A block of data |
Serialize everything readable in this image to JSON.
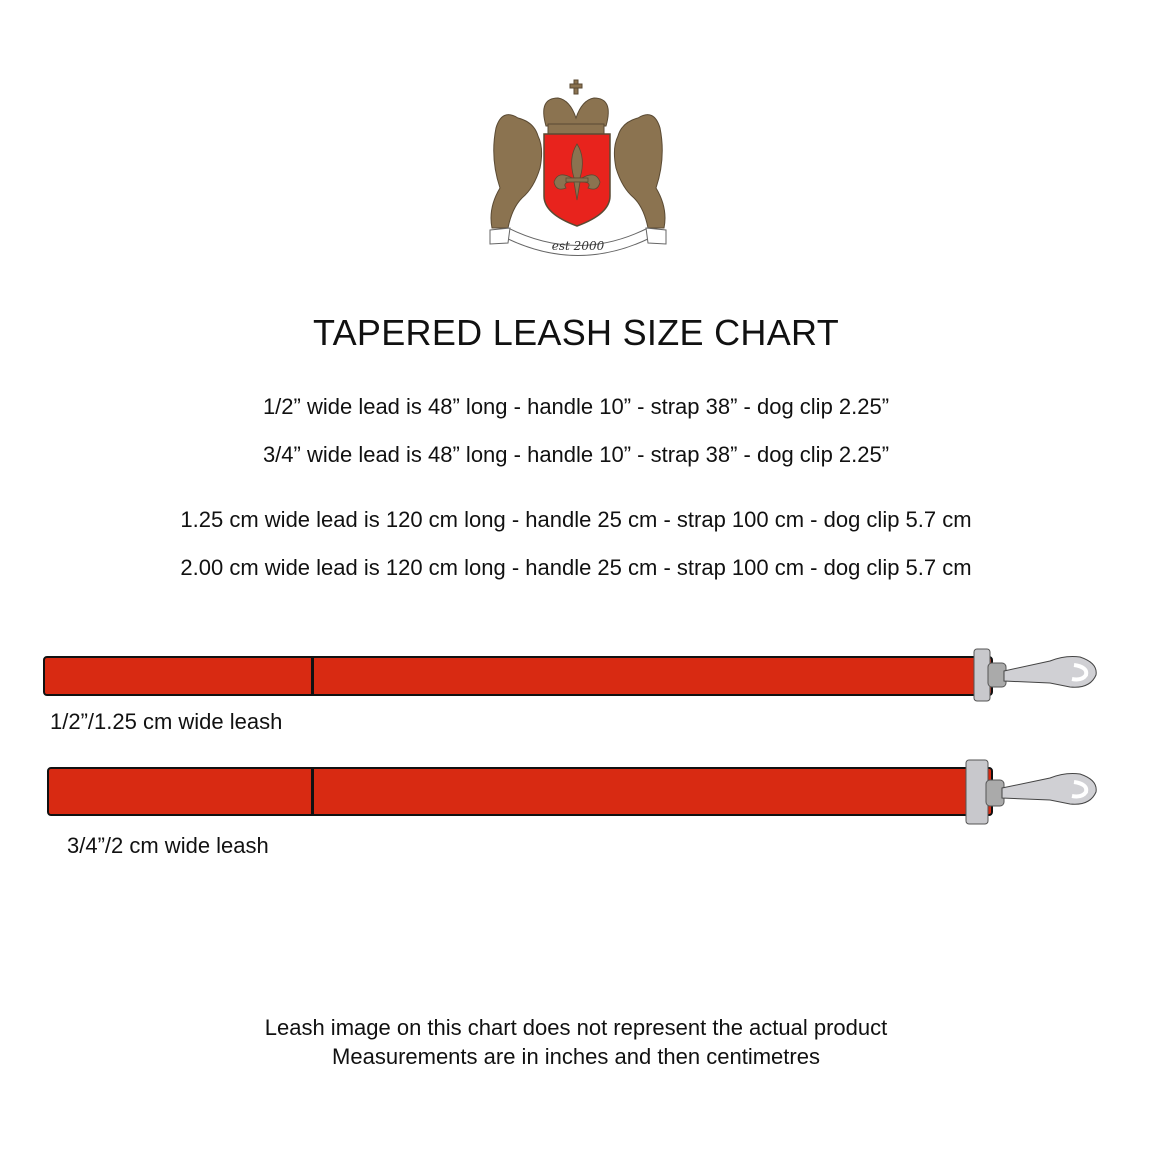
{
  "logo": {
    "text": "est 2000",
    "colors": {
      "shield": "#e8231d",
      "gold": "#8b7350"
    }
  },
  "title": "TAPERED LEASH SIZE CHART",
  "lines": [
    "1/2” wide lead is 48” long - handle 10” - strap 38” - dog clip 2.25”",
    "3/4” wide lead is 48” long - handle 10” - strap 38” - dog clip 2.25”",
    "1.25 cm wide lead is 120 cm long - handle 25 cm - strap 100 cm - dog clip 5.7 cm",
    "2.00 cm wide lead is 120 cm long - handle 25 cm - strap 100 cm - dog clip 5.7 cm"
  ],
  "leashes": [
    {
      "label": "1/2”/1.25 cm wide leash",
      "color": "#d82a12"
    },
    {
      "label": "3/4”/2 cm wide leash",
      "color": "#d82a12"
    }
  ],
  "footer": [
    "Leash image on this chart does not represent the actual product",
    "Measurements are in inches and then centimetres"
  ]
}
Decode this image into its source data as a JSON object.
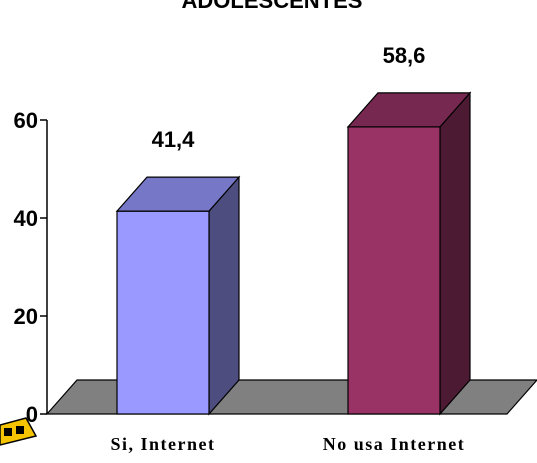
{
  "chart_data": {
    "type": "bar",
    "title": "ADOLESCENTES",
    "categories": [
      "Si, Internet",
      "No usa Internet"
    ],
    "values": [
      41.4,
      58.6
    ],
    "data_labels": [
      "41,4",
      "58,6"
    ],
    "ylim": [
      0,
      60
    ],
    "yticks": [
      0,
      20,
      40,
      60
    ],
    "xlabel": "",
    "ylabel": "",
    "style_3d": true,
    "grid": false,
    "colors": {
      "series": [
        "#9999ff",
        "#993366"
      ],
      "floor": "#808080"
    }
  }
}
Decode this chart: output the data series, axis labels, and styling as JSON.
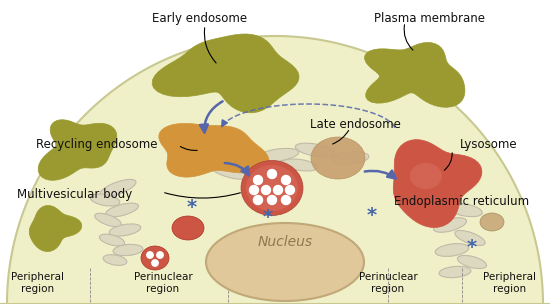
{
  "bg_color": "#ffffff",
  "cell_fill": "#f0f0c8",
  "cell_edge": "#c8c890",
  "olive_color": "#9a9a30",
  "olive_light": "#b8b845",
  "orange_color": "#d4943a",
  "tan_color": "#c8a070",
  "salmon_color": "#cc5544",
  "salmon_light": "#dd7766",
  "peach_color": "#e8c8a0",
  "er_fill": "#ddd8c0",
  "er_edge": "#c0baa8",
  "nucleus_fill": "#e0c89a",
  "nucleus_edge": "#c0a878",
  "arrow_color": "#5566aa",
  "asterisk_color": "#4466aa",
  "label_color": "#111111",
  "labels": {
    "early_endosome": "Early endosome",
    "plasma_membrane": "Plasma membrane",
    "recycling_endosome": "Recycling endosome",
    "late_endosome": "Late endosome",
    "lysosome": "Lysosome",
    "multivesicular_body": "Multivesicular body",
    "endoplasmic_reticulum": "Endoplasmic reticulum",
    "nucleus": "Nucleus",
    "peripheral_1": "Peripheral\nregion",
    "perinuclear_1": "Perinuclear\nregion",
    "perinuclear_2": "Perinuclear\nregion",
    "peripheral_2": "Peripheral\nregion"
  }
}
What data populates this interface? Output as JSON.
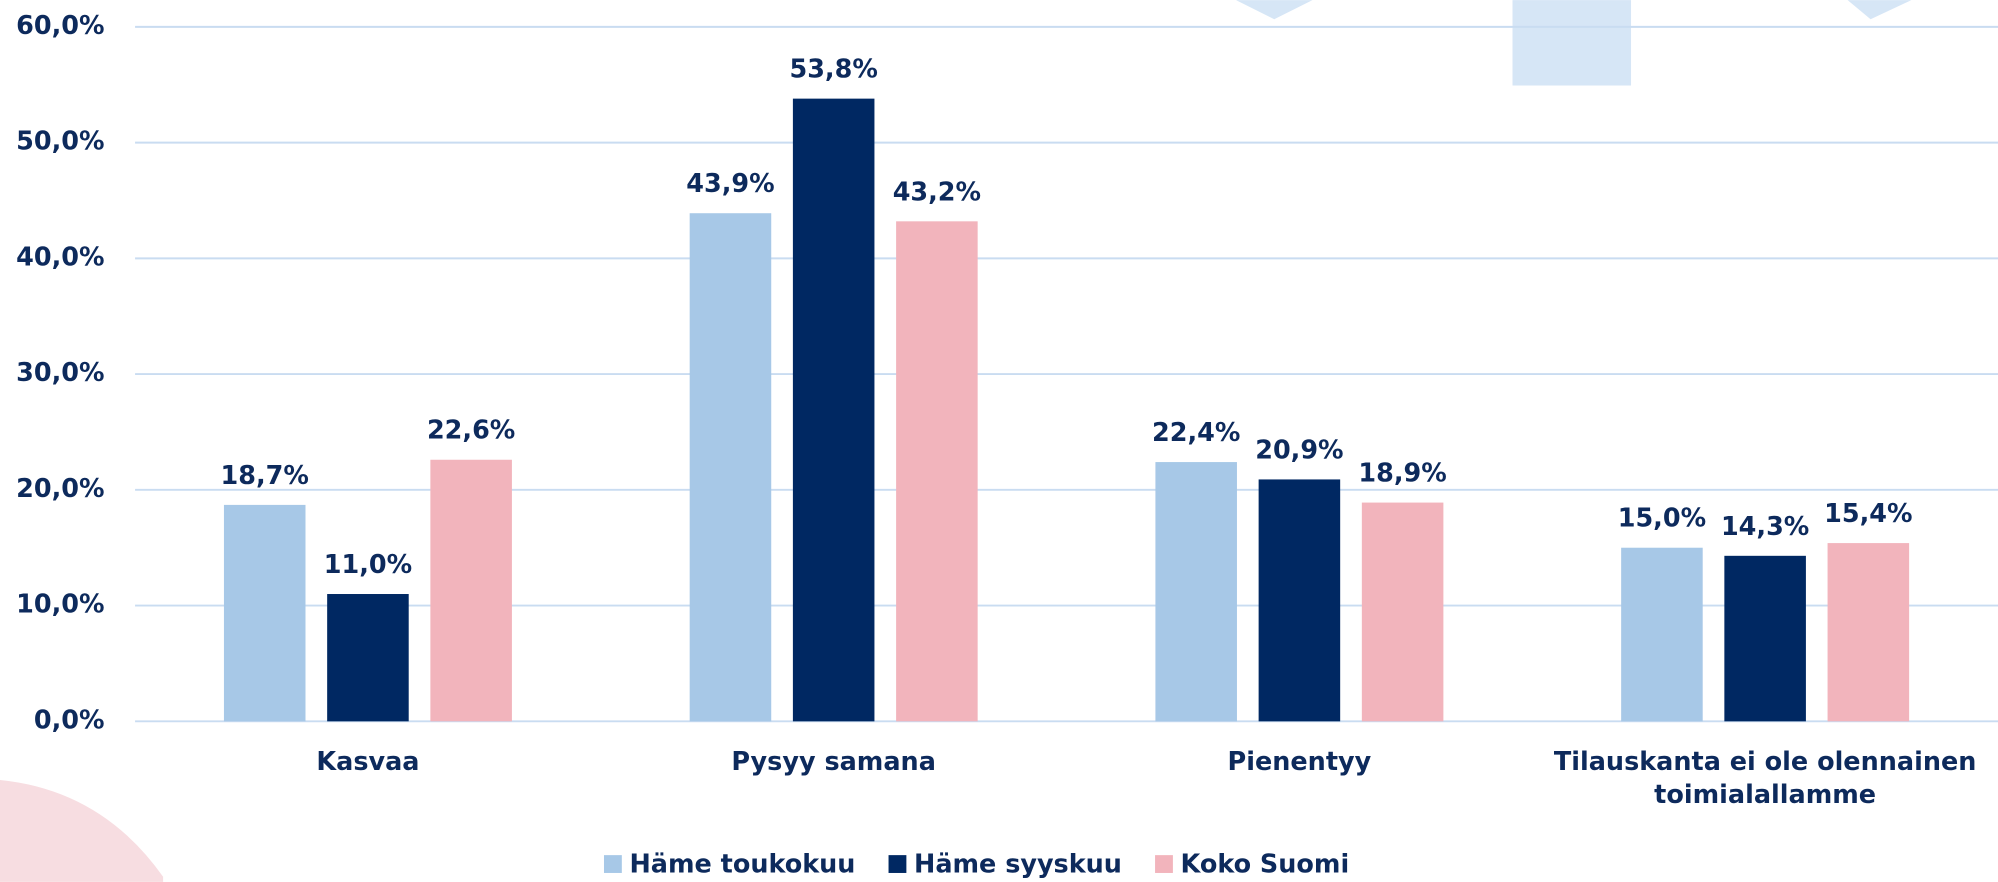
{
  "chart_data": {
    "type": "bar",
    "categories": [
      "Kasvaa",
      "Pysyy samana",
      "Pienentyy",
      "Tilauskanta ei ole olennainen toimialallamme"
    ],
    "series": [
      {
        "name": "Häme toukokuu",
        "color": "#a7c8e7",
        "values": [
          18.7,
          43.9,
          22.4,
          15.0
        ],
        "value_labels": [
          "18,7%",
          "43,9%",
          "22,4%",
          "15,0%"
        ]
      },
      {
        "name": "Häme syyskuu",
        "color": "#002862",
        "values": [
          11.0,
          53.8,
          20.9,
          14.3
        ],
        "value_labels": [
          "11,0%",
          "53,8%",
          "20,9%",
          "14,3%"
        ]
      },
      {
        "name": "Koko Suomi",
        "color": "#f2b4bc",
        "values": [
          22.6,
          43.2,
          18.9,
          15.4
        ],
        "value_labels": [
          "22,6%",
          "43,2%",
          "18,9%",
          "15,4%"
        ]
      }
    ],
    "ylim": [
      0,
      60
    ],
    "yticks": [
      {
        "value": 0,
        "label": "0,0%"
      },
      {
        "value": 10,
        "label": "10,0%"
      },
      {
        "value": 20,
        "label": "20,0%"
      },
      {
        "value": 30,
        "label": "30,0%"
      },
      {
        "value": 40,
        "label": "40,0%"
      },
      {
        "value": 50,
        "label": "50,0%"
      },
      {
        "value": 60,
        "label": "60,0%"
      }
    ],
    "grid": true,
    "legend": "bottom"
  }
}
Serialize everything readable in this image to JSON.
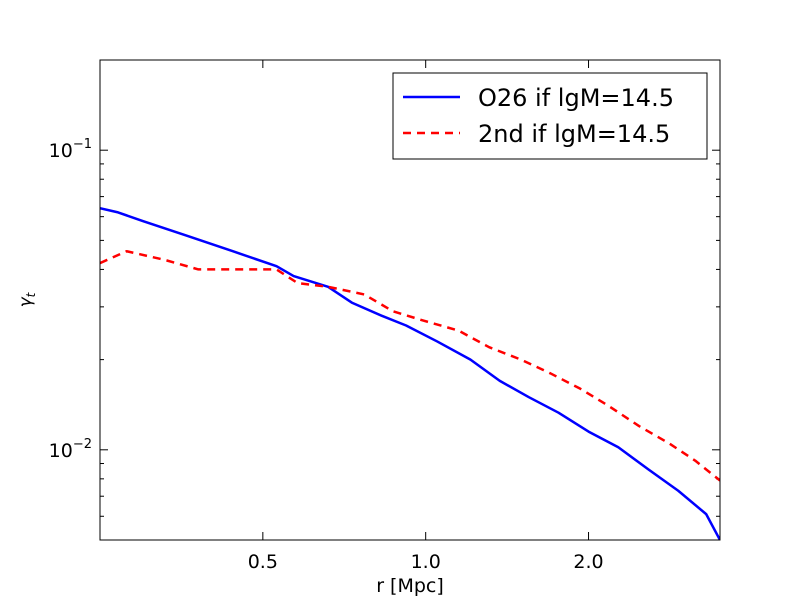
{
  "chart_data": {
    "type": "line",
    "title": "",
    "xlabel": "r [Mpc]",
    "ylabel": "γt",
    "ylabel_main": "γ",
    "ylabel_sub": "t",
    "xscale": "log",
    "yscale": "log",
    "xlim": [
      0.25,
      3.5
    ],
    "ylim": [
      0.005,
      0.2
    ],
    "x_ticks": [
      {
        "value": 0.5,
        "label": "0.5"
      },
      {
        "value": 1.0,
        "label": "1.0"
      },
      {
        "value": 2.0,
        "label": "2.0"
      }
    ],
    "y_ticks": [
      {
        "value": 0.1,
        "base": "10",
        "exp": "−1"
      },
      {
        "value": 0.01,
        "base": "10",
        "exp": "−2"
      }
    ],
    "legend_position": "top-right",
    "series": [
      {
        "name": "O26 if lgM=14.5",
        "color": "#0000ff",
        "style": "solid",
        "x": [
          0.25,
          0.27,
          0.3,
          0.36,
          0.44,
          0.53,
          0.57,
          0.66,
          0.73,
          0.83,
          0.92,
          1.05,
          1.21,
          1.37,
          1.55,
          1.76,
          2.0,
          2.27,
          2.58,
          2.93,
          3.3,
          3.5
        ],
        "y": [
          0.064,
          0.062,
          0.058,
          0.052,
          0.046,
          0.041,
          0.038,
          0.035,
          0.031,
          0.028,
          0.026,
          0.023,
          0.02,
          0.017,
          0.015,
          0.0133,
          0.0115,
          0.0102,
          0.0086,
          0.0073,
          0.0061,
          0.005
        ]
      },
      {
        "name": "2nd if lgM=14.5",
        "color": "#ff0000",
        "style": "dashed",
        "x": [
          0.25,
          0.28,
          0.33,
          0.38,
          0.46,
          0.53,
          0.58,
          0.66,
          0.77,
          0.87,
          0.99,
          1.15,
          1.31,
          1.5,
          1.7,
          1.93,
          2.18,
          2.48,
          2.82,
          3.15,
          3.5
        ],
        "y": [
          0.042,
          0.046,
          0.043,
          0.04,
          0.04,
          0.04,
          0.036,
          0.035,
          0.033,
          0.029,
          0.027,
          0.025,
          0.022,
          0.02,
          0.018,
          0.016,
          0.014,
          0.012,
          0.0105,
          0.0092,
          0.0079
        ]
      }
    ]
  }
}
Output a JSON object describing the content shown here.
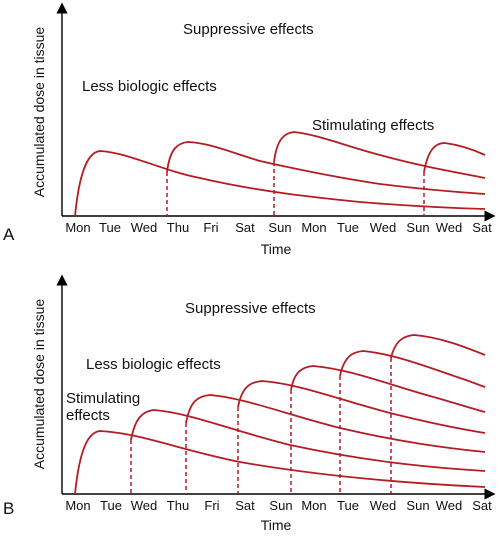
{
  "panels": [
    {
      "label": "A",
      "ylabel": "Accumulated dose in tissue",
      "xlabel": "Time",
      "days": [
        "Mon",
        "Tue",
        "Wed",
        "Thu",
        "Fri",
        "Sat",
        "Sun",
        "Mon",
        "Tue",
        "Wed",
        "Sun",
        "Wed",
        "Sat"
      ],
      "regions": {
        "suppressive": "Suppressive effects",
        "less": "Less biologic effects",
        "stimulating": "Stimulating effects"
      }
    },
    {
      "label": "B",
      "ylabel": "Accumulated dose in tissue",
      "xlabel": "Time",
      "days": [
        "Mon",
        "Tue",
        "Wed",
        "Thu",
        "Fri",
        "Sat",
        "Sun",
        "Mon",
        "Tue",
        "Wed",
        "Sun",
        "Wed",
        "Sat"
      ],
      "regions": {
        "suppressive": "Suppressive effects",
        "less": "Less biologic effects",
        "stimulating_line1": "Stimulating",
        "stimulating_line2": "effects"
      }
    }
  ],
  "colors": {
    "curve": "#b51c24",
    "axis": "#000000"
  }
}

What is needed | Would you set down the listing exactly, omitting pictures?

Result for this task |
Serialize everything readable in this image to JSON.
{
  "logo": {
    "text": "est 2000",
    "colors": {
      "shield": "#e8231d",
      "gold": "#8b7350"
    }
  },
  "title": "TAPERED LEASH SIZE CHART",
  "lines": [
    "1/2” wide lead is 48” long - handle 10” - strap 38” - dog clip 2.25”",
    "3/4” wide lead is 48” long - handle 10” - strap 38” - dog clip 2.25”",
    "1.25 cm wide lead is 120 cm long - handle 25 cm - strap 100 cm - dog clip 5.7 cm",
    "2.00 cm wide lead is 120 cm long - handle 25 cm - strap 100 cm - dog clip 5.7 cm"
  ],
  "leashes": [
    {
      "label": "1/2”/1.25 cm wide leash",
      "color": "#d82a12"
    },
    {
      "label": "3/4”/2 cm wide leash",
      "color": "#d82a12"
    }
  ],
  "footer": [
    "Leash image on this chart does not represent the actual product",
    "Measurements are in inches and then centimetres"
  ]
}
Decode this image into its source data as a JSON object.
{
  "chart_data": {
    "type": "bar",
    "title": "ADOLESCENTES",
    "categories": [
      "Si, Internet",
      "No usa Internet"
    ],
    "values": [
      41.4,
      58.6
    ],
    "data_labels": [
      "41,4",
      "58,6"
    ],
    "ylim": [
      0,
      60
    ],
    "yticks": [
      0,
      20,
      40,
      60
    ],
    "xlabel": "",
    "ylabel": "",
    "style_3d": true,
    "grid": false,
    "colors": {
      "series": [
        "#9999ff",
        "#993366"
      ],
      "floor": "#808080"
    }
  }
}
Decode this chart: output the data series, axis labels, and styling as JSON.
{
  "bg_color": "#ffffff",
  "cell_fill": "#f0f0c8",
  "cell_edge": "#c8c890",
  "olive_color": "#9a9a30",
  "olive_light": "#b8b845",
  "orange_color": "#d4943a",
  "tan_color": "#c8a070",
  "salmon_color": "#cc5544",
  "salmon_light": "#dd7766",
  "peach_color": "#e8c8a0",
  "er_fill": "#ddd8c0",
  "er_edge": "#c0baa8",
  "nucleus_fill": "#e0c89a",
  "nucleus_edge": "#c0a878",
  "arrow_color": "#5566aa",
  "asterisk_color": "#4466aa",
  "label_color": "#111111",
  "labels": {
    "early_endosome": "Early endosome",
    "plasma_membrane": "Plasma membrane",
    "recycling_endosome": "Recycling endosome",
    "late_endosome": "Late endosome",
    "lysosome": "Lysosome",
    "multivesicular_body": "Multivesicular body",
    "endoplasmic_reticulum": "Endoplasmic reticulum",
    "nucleus": "Nucleus",
    "peripheral_1": "Peripheral\nregion",
    "perinuclear_1": "Perinuclear\nregion",
    "perinuclear_2": "Perinuclear\nregion",
    "peripheral_2": "Peripheral\nregion"
  }
}
What data populates this interface? Output as JSON.
{
  "chart_data": {
    "type": "bar",
    "categories": [
      "Kasvaa",
      "Pysyy samana",
      "Pienentyy",
      "Tilauskanta ei ole olennainen toimialallamme"
    ],
    "series": [
      {
        "name": "Häme toukokuu",
        "color": "#a7c8e7",
        "values": [
          18.7,
          43.9,
          22.4,
          15.0
        ],
        "value_labels": [
          "18,7%",
          "43,9%",
          "22,4%",
          "15,0%"
        ]
      },
      {
        "name": "Häme syyskuu",
        "color": "#002862",
        "values": [
          11.0,
          53.8,
          20.9,
          14.3
        ],
        "value_labels": [
          "11,0%",
          "53,8%",
          "20,9%",
          "14,3%"
        ]
      },
      {
        "name": "Koko Suomi",
        "color": "#f2b4bc",
        "values": [
          22.6,
          43.2,
          18.9,
          15.4
        ],
        "value_labels": [
          "22,6%",
          "43,2%",
          "18,9%",
          "15,4%"
        ]
      }
    ],
    "ylim": [
      0,
      60
    ],
    "yticks": [
      {
        "value": 0,
        "label": "0,0%"
      },
      {
        "value": 10,
        "label": "10,0%"
      },
      {
        "value": 20,
        "label": "20,0%"
      },
      {
        "value": 30,
        "label": "30,0%"
      },
      {
        "value": 40,
        "label": "40,0%"
      },
      {
        "value": 50,
        "label": "50,0%"
      },
      {
        "value": 60,
        "label": "60,0%"
      }
    ],
    "grid": true,
    "legend": "bottom"
  }
}
Serialize everything readable in this image to JSON.
{
  "chart_data": {
    "type": "line",
    "title": "",
    "xlabel": "r [Mpc]",
    "ylabel": "γt",
    "ylabel_main": "γ",
    "ylabel_sub": "t",
    "xscale": "log",
    "yscale": "log",
    "xlim": [
      0.25,
      3.5
    ],
    "ylim": [
      0.005,
      0.2
    ],
    "x_ticks": [
      {
        "value": 0.5,
        "label": "0.5"
      },
      {
        "value": 1.0,
        "label": "1.0"
      },
      {
        "value": 2.0,
        "label": "2.0"
      }
    ],
    "y_ticks": [
      {
        "value": 0.1,
        "base": "10",
        "exp": "−1"
      },
      {
        "value": 0.01,
        "base": "10",
        "exp": "−2"
      }
    ],
    "legend_position": "top-right",
    "series": [
      {
        "name": "O26 if lgM=14.5",
        "color": "#0000ff",
        "style": "solid",
        "x": [
          0.25,
          0.27,
          0.3,
          0.36,
          0.44,
          0.53,
          0.57,
          0.66,
          0.73,
          0.83,
          0.92,
          1.05,
          1.21,
          1.37,
          1.55,
          1.76,
          2.0,
          2.27,
          2.58,
          2.93,
          3.3,
          3.5
        ],
        "y": [
          0.064,
          0.062,
          0.058,
          0.052,
          0.046,
          0.041,
          0.038,
          0.035,
          0.031,
          0.028,
          0.026,
          0.023,
          0.02,
          0.017,
          0.015,
          0.0133,
          0.0115,
          0.0102,
          0.0086,
          0.0073,
          0.0061,
          0.005
        ]
      },
      {
        "name": "2nd if lgM=14.5",
        "color": "#ff0000",
        "style": "dashed",
        "x": [
          0.25,
          0.28,
          0.33,
          0.38,
          0.46,
          0.53,
          0.58,
          0.66,
          0.77,
          0.87,
          0.99,
          1.15,
          1.31,
          1.5,
          1.7,
          1.93,
          2.18,
          2.48,
          2.82,
          3.15,
          3.5
        ],
        "y": [
          0.042,
          0.046,
          0.043,
          0.04,
          0.04,
          0.04,
          0.036,
          0.035,
          0.033,
          0.029,
          0.027,
          0.025,
          0.022,
          0.02,
          0.018,
          0.016,
          0.014,
          0.012,
          0.0105,
          0.0092,
          0.0079
        ]
      }
    ]
  }
}
Output a JSON object describing the content shown here.
{
  "panels": [
    {
      "label": "A",
      "ylabel": "Accumulated dose in tissue",
      "xlabel": "Time",
      "days": [
        "Mon",
        "Tue",
        "Wed",
        "Thu",
        "Fri",
        "Sat",
        "Sun",
        "Mon",
        "Tue",
        "Wed",
        "Sun",
        "Wed",
        "Sat"
      ],
      "regions": {
        "suppressive": "Suppressive effects",
        "less": "Less biologic effects",
        "stimulating": "Stimulating effects"
      }
    },
    {
      "label": "B",
      "ylabel": "Accumulated dose in tissue",
      "xlabel": "Time",
      "days": [
        "Mon",
        "Tue",
        "Wed",
        "Thu",
        "Fri",
        "Sat",
        "Sun",
        "Mon",
        "Tue",
        "Wed",
        "Sun",
        "Wed",
        "Sat"
      ],
      "regions": {
        "suppressive": "Suppressive effects",
        "less": "Less biologic effects",
        "stimulating_line1": "Stimulating",
        "stimulating_line2": "effects"
      }
    }
  ],
  "colors": {
    "curve": "#b51c24",
    "axis": "#000000"
  }
}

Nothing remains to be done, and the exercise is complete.